Write the listing out again, all of it, word for word.

☆ ☆ ☆ ☆ ☆ ☆ ☆

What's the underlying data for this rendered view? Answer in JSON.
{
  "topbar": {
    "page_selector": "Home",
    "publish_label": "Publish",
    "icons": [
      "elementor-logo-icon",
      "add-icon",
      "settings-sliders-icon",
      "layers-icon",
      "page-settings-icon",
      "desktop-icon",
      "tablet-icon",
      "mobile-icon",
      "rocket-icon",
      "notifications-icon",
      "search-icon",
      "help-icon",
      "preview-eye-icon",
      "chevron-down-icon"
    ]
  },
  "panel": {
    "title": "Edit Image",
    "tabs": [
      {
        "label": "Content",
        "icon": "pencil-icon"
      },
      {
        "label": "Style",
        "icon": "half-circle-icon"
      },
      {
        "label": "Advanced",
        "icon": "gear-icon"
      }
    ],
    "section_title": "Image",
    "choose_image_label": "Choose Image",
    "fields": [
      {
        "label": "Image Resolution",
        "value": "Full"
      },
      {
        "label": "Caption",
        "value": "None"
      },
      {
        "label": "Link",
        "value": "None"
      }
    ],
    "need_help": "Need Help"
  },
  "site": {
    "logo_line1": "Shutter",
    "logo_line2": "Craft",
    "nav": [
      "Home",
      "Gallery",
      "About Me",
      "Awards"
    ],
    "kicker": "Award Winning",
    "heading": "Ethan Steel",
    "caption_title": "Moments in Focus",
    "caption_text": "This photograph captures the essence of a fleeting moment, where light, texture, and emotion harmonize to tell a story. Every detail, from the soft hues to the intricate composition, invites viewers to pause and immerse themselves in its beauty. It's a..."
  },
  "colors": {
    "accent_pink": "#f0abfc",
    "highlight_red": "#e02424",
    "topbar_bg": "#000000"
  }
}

☆ ☆ ☆ ☆ ☆ ☆ ☆

**TASK SOLUTION**
What's the underlying data for this rendered view? Answer in JSON.
{
  "topbar": {
    "page_selector": "Home",
    "publish_label": "Publish",
    "icons": [
      "elementor-logo-icon",
      "add-icon",
      "settings-sliders-icon",
      "layers-icon",
      "page-settings-icon",
      "desktop-icon",
      "tablet-icon",
      "mobile-icon",
      "rocket-icon",
      "notifications-icon",
      "search-icon",
      "help-icon",
      "preview-eye-icon",
      "chevron-down-icon"
    ]
  },
  "panel": {
    "title": "Edit Image",
    "tabs": [
      {
        "label": "Content",
        "icon": "pencil-icon"
      },
      {
        "label": "Style",
        "icon": "half-circle-icon"
      },
      {
        "label": "Advanced",
        "icon": "gear-icon"
      }
    ],
    "section_title": "Image",
    "choose_image_label": "Choose Image",
    "fields": [
      {
        "label": "Image Resolution",
        "value": "Full"
      },
      {
        "label": "Caption",
        "value": "None"
      },
      {
        "label": "Link",
        "value": "None"
      }
    ],
    "need_help": "Need Help"
  },
  "site": {
    "logo_line1": "Shutter",
    "logo_line2": "Craft",
    "nav": [
      "Home",
      "Gallery",
      "About Me",
      "Awards"
    ],
    "kicker": "Award Winning",
    "heading": "Ethan Steel",
    "caption_title": "Moments in Focus",
    "caption_text": "This photograph captures the essence of a fleeting moment, where light, texture, and emotion harmonize to tell a story. Every detail, from the soft hues to the intricate composition, invites viewers to pause and immerse themselves in its beauty. It's a..."
  },
  "colors": {
    "accent_pink": "#f0abfc",
    "highlight_red": "#e02424",
    "topbar_bg": "#000000"
  }
}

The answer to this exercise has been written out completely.